[DATA FOR THIS TASK]
******************************

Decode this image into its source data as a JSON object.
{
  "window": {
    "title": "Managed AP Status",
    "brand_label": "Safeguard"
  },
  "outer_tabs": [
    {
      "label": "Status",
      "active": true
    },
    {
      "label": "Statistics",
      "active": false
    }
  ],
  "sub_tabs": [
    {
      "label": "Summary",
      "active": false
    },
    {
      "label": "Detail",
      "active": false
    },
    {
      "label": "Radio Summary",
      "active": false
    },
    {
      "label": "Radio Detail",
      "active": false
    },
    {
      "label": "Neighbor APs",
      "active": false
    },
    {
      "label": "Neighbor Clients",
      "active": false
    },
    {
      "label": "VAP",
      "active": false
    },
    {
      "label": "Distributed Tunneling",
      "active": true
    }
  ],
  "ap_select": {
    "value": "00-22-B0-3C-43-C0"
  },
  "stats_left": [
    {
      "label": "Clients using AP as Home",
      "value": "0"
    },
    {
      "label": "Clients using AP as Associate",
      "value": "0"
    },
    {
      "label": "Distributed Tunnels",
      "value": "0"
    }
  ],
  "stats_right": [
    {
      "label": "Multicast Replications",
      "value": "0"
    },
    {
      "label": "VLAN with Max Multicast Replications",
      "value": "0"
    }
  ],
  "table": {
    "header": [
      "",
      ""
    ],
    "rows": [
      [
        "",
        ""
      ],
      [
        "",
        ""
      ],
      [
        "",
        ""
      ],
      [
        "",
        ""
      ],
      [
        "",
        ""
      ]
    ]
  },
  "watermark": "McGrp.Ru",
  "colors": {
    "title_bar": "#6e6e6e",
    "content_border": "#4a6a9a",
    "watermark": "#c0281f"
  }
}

******************************

[WHAT IS EXPECTED] Pull out every line of the records that includes the string "Replications".

[EXERCISE RESPONSE]
      "label": "Multicast Replications",
      "label": "VLAN with Max Multicast Replications",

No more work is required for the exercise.